--- Aim of the task ---
Please copy out the lines of the listing verbatim, beginning at the line that contains "housing-inner-wall — [230, 248, 532, 500]" and stopping after the line that contains "pin-cavity-2 — [326, 260, 380, 374]".

--- Data entries ---
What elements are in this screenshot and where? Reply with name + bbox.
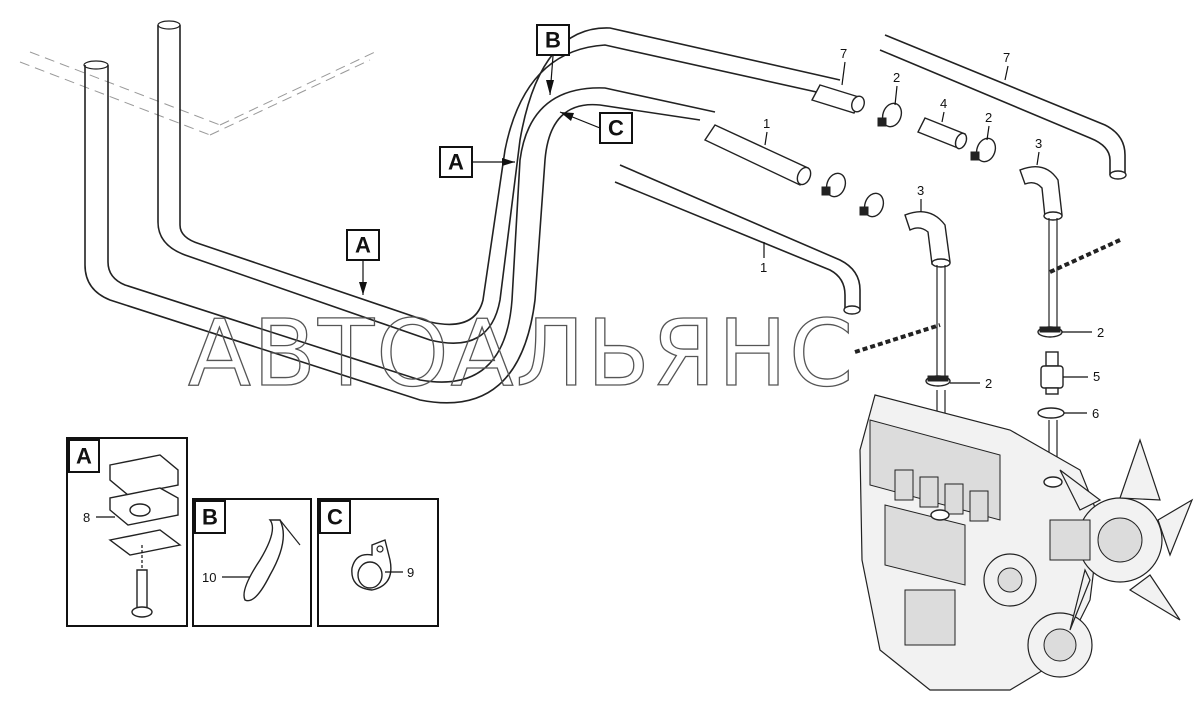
- label-part-2-d: 2: [985, 376, 992, 391]
- svg-text:C: C: [327, 505, 343, 530]
- label-part-10: 10: [202, 570, 216, 585]
- upper-hoses: [614, 34, 1127, 315]
- watermark-text: АВТОАЛЬЯНС: [188, 300, 855, 407]
- dashed-connection-lines: [854, 238, 1121, 354]
- background-dashed-outline: [19, 51, 376, 136]
- connector-pipe: [917, 117, 968, 150]
- fitting-and-oring: [1037, 351, 1065, 419]
- detail-panel-C: C 9: [317, 498, 439, 627]
- label-part-6: 6: [1092, 406, 1099, 421]
- label-part-1-lower: 1: [760, 260, 767, 275]
- svg-text:B: B: [202, 505, 218, 530]
- part-labels: 7 7 2 4 2 3 1 3 1 2 2 5 6: [760, 46, 1104, 421]
- label-part-2-b: 2: [985, 110, 992, 125]
- label-part-7-left: 7: [840, 46, 847, 61]
- label-part-2-a: 2: [893, 70, 900, 85]
- detail-panel-B: B 10: [192, 498, 312, 627]
- callout-A-lower: A: [346, 229, 380, 295]
- label-part-3-left: 3: [917, 183, 924, 198]
- svg-text:A: A: [355, 233, 371, 258]
- label-part-8: 8: [83, 510, 90, 525]
- label-part-5: 5: [1093, 369, 1100, 384]
- elbow-hoses: [904, 166, 1063, 268]
- label-part-2-c: 2: [1097, 325, 1104, 340]
- engine-block: [859, 394, 1194, 691]
- label-part-1-upper: 1: [763, 116, 770, 131]
- callout-A-upper: A: [439, 146, 515, 178]
- main-coolant-hoses: [83, 20, 841, 404]
- label-part-3-right: 3: [1035, 136, 1042, 151]
- label-part-7-right: 7: [1003, 50, 1010, 65]
- callout-C: C: [559, 111, 633, 144]
- hose-clamps: [821, 102, 1063, 387]
- callout-B: B: [536, 24, 570, 96]
- svg-text:A: A: [76, 444, 92, 469]
- svg-text:B: B: [545, 28, 561, 53]
- svg-text:C: C: [608, 116, 624, 141]
- label-part-4: 4: [940, 96, 947, 111]
- svg-text:A: A: [448, 150, 464, 175]
- label-part-9: 9: [407, 565, 414, 580]
- detail-panel-A: A 8: [66, 437, 188, 627]
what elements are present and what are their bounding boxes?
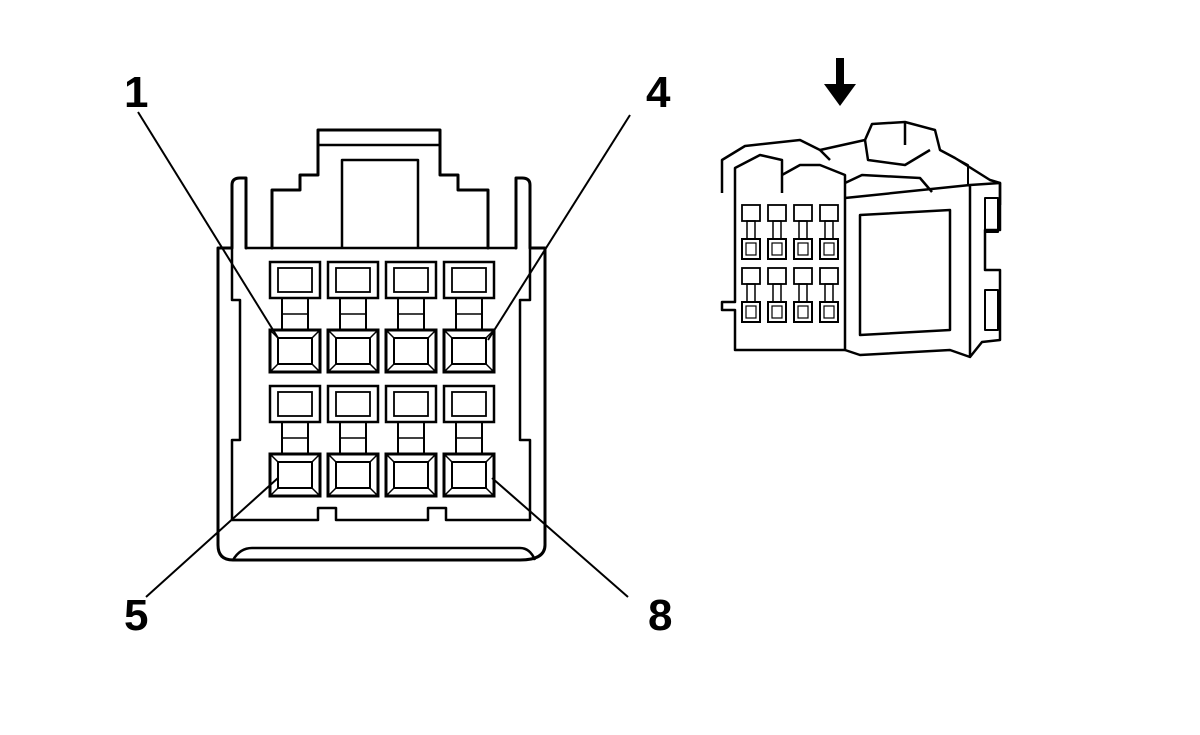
housing-inner-wall — [230, 248, 532, 500]
iso-pin-cavity-7 — [793, 267, 813, 323]
pin-cavity-4 — [442, 260, 496, 374]
iso-pin-cavity-8 — [819, 267, 839, 323]
pin-cavity-6 — [326, 384, 380, 498]
callout-label-4: 4 — [646, 68, 671, 117]
iso-pin-cavity-grid — [741, 204, 839, 323]
iso-pin-cavity-2 — [767, 204, 787, 260]
arrow-down-icon — [824, 58, 856, 106]
iso-side-latch — [939, 149, 999, 331]
pin-cavity-3 — [384, 260, 438, 374]
callout-leader-1 — [137, 111, 279, 339]
pin-cavity-5 — [268, 384, 322, 498]
callout-label-1: 1 — [124, 68, 148, 117]
iso-front-face — [720, 193, 847, 352]
callout-label-8: 8 — [648, 591, 672, 640]
connector-isometric-view — [720, 58, 1002, 359]
pin-cavity-1 — [268, 260, 322, 374]
pin-cavity-2 — [326, 260, 380, 374]
iso-pin-cavity-3 — [793, 204, 813, 260]
bottom-feet — [231, 546, 537, 561]
pin-cavity-8 — [442, 384, 496, 498]
iso-pin-cavity-6 — [767, 267, 787, 323]
connector-housing-outline — [216, 176, 547, 562]
connector-front-view: 1 4 5 8 — [124, 68, 672, 640]
iso-top-ridges — [733, 122, 933, 198]
bottom-rail — [230, 500, 532, 522]
iso-pin-cavity-5 — [741, 267, 761, 323]
pin-cavity-grid — [268, 260, 496, 498]
iso-top-surface — [720, 120, 1002, 205]
iso-pin-cavity-1 — [741, 204, 761, 260]
latch-inner — [316, 143, 442, 248]
callout-leader-8 — [491, 477, 629, 598]
pin-cavity-7 — [384, 384, 438, 498]
iso-pin-cavity-4 — [819, 204, 839, 260]
top-latch — [270, 128, 490, 250]
iso-side-face — [844, 181, 1002, 359]
callout-leader-4 — [487, 114, 631, 341]
callout-leader-5 — [145, 477, 279, 598]
callout-label-5: 5 — [124, 591, 148, 640]
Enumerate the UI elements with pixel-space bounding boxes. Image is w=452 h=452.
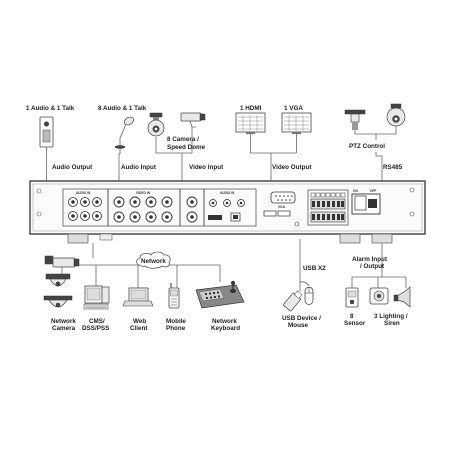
network-cloud-icon: Network bbox=[136, 251, 171, 269]
label-usb-device-2: Mouse bbox=[288, 322, 308, 329]
sensor-icon bbox=[345, 287, 359, 308]
mouse-icon bbox=[299, 281, 314, 305]
label-camera-line1: 8 Camera / bbox=[167, 136, 199, 143]
label-keyboard-2: Keyboard bbox=[211, 325, 240, 332]
vga-monitor-icon bbox=[281, 112, 312, 134]
power-switch-block: ON OFF bbox=[351, 189, 381, 215]
label-mobile-2: Phone bbox=[166, 325, 186, 332]
panel-label-off: OFF bbox=[370, 189, 376, 193]
audio-in-port-block: AUDIO IN bbox=[62, 188, 109, 227]
panel-label-vga: VGA bbox=[278, 205, 286, 209]
hdmi-port-icon bbox=[208, 215, 222, 220]
label-siren-1: 3 Lighting / bbox=[374, 313, 408, 320]
ptz-dome-camera-icon bbox=[386, 103, 406, 127]
bullet-camera-icon bbox=[180, 112, 206, 128]
label-camera-line2: Speed Dome bbox=[167, 144, 206, 151]
usb-port-icon bbox=[263, 210, 277, 217]
label-8-audio-talk: 8 Audio & 1 Talk bbox=[98, 105, 147, 112]
label-sensor-1: 8 bbox=[350, 313, 354, 320]
label-video-output: Video Output bbox=[272, 164, 312, 171]
panel-label-audio-in: AUDIO IN bbox=[76, 191, 91, 195]
top-connection-lines bbox=[46, 126, 397, 181]
usb-flash-drive-icon bbox=[283, 290, 303, 312]
label-network-camera-1: Network bbox=[51, 318, 76, 325]
usb-port-icon bbox=[277, 210, 291, 217]
cms-computer-icon bbox=[83, 285, 110, 310]
label-cms-1: CMS/ bbox=[89, 318, 105, 325]
label-mobile-1: Mobile bbox=[166, 318, 186, 325]
bottom-connection-lines bbox=[61, 239, 407, 291]
mobile-phone-icon bbox=[168, 283, 180, 309]
microphone-icon bbox=[114, 116, 135, 149]
label-audio-input: Audio Input bbox=[121, 164, 157, 171]
label-web-2: Client bbox=[130, 325, 148, 332]
label-network: Network bbox=[141, 258, 166, 265]
speaker-horn-icon bbox=[393, 286, 411, 308]
label-video-input: Video Input bbox=[189, 164, 224, 171]
panel-label-on: ON bbox=[353, 189, 358, 193]
label-keyboard-1: Network bbox=[212, 318, 237, 325]
label-hdmi: 1 HDMI bbox=[240, 105, 262, 112]
network-keyboard-icon bbox=[195, 281, 245, 309]
label-ptz-control: PTZ Control bbox=[349, 143, 385, 150]
label-rs485: RS485 bbox=[383, 164, 403, 171]
label-audio-talk: 1 Audio & 1 Talk bbox=[26, 105, 75, 112]
panel-label-video-in: VIDEO IN bbox=[136, 191, 151, 195]
speed-dome-icon bbox=[147, 112, 165, 137]
laptop-icon bbox=[122, 287, 154, 307]
audio-out-port-block: AUDIO IN bbox=[203, 188, 257, 227]
label-network-camera-2: Camera bbox=[52, 325, 76, 332]
network-camera-icon bbox=[43, 255, 80, 308]
label-sensor-2: Sensor bbox=[344, 320, 366, 327]
audio-talk-device-icon bbox=[39, 116, 54, 148]
label-alarm-2: / Output bbox=[360, 263, 385, 270]
siren-light-icon bbox=[369, 287, 389, 305]
vga-port-block: VGA bbox=[263, 191, 300, 227]
label-usb-device-1: USB Device / bbox=[282, 315, 321, 322]
label-web-1: Web bbox=[133, 318, 146, 325]
label-usb-x2: USB X2 bbox=[303, 265, 326, 272]
hdmi-monitor-icon bbox=[235, 112, 266, 134]
label-siren-2: Siren bbox=[384, 320, 400, 327]
label-alarm-1: Alarm Input bbox=[352, 256, 388, 263]
label-vga: 1 VGA bbox=[284, 105, 303, 112]
label-audio-output: Audio Output bbox=[52, 164, 93, 171]
ptz-bracket-camera-icon bbox=[344, 109, 366, 130]
panel-label-audio-in-2: AUDIO IN bbox=[220, 191, 235, 195]
alarm-terminal-block bbox=[307, 189, 349, 226]
label-cms-2: DSS/PSS bbox=[82, 325, 109, 332]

--- Expected output ---
housing-inner-wall — [230, 248, 532, 500]
iso-pin-cavity-7 — [793, 267, 813, 323]
pin-cavity-4 — [442, 260, 496, 374]
iso-pin-cavity-8 — [819, 267, 839, 323]
pin-cavity-6 — [326, 384, 380, 498]
callout-label-4: 4 — [646, 68, 671, 117]
iso-pin-cavity-grid — [741, 204, 839, 323]
iso-pin-cavity-2 — [767, 204, 787, 260]
arrow-down-icon — [824, 58, 856, 106]
iso-side-latch — [939, 149, 999, 331]
pin-cavity-3 — [384, 260, 438, 374]
callout-leader-1 — [137, 111, 279, 339]
pin-cavity-5 — [268, 384, 322, 498]
callout-label-1: 1 — [124, 68, 148, 117]
iso-front-face — [720, 193, 847, 352]
callout-label-8: 8 — [648, 591, 672, 640]
connector-isometric-view — [720, 58, 1002, 359]
pin-cavity-1 — [268, 260, 322, 374]
pin-cavity-2 — [326, 260, 380, 374]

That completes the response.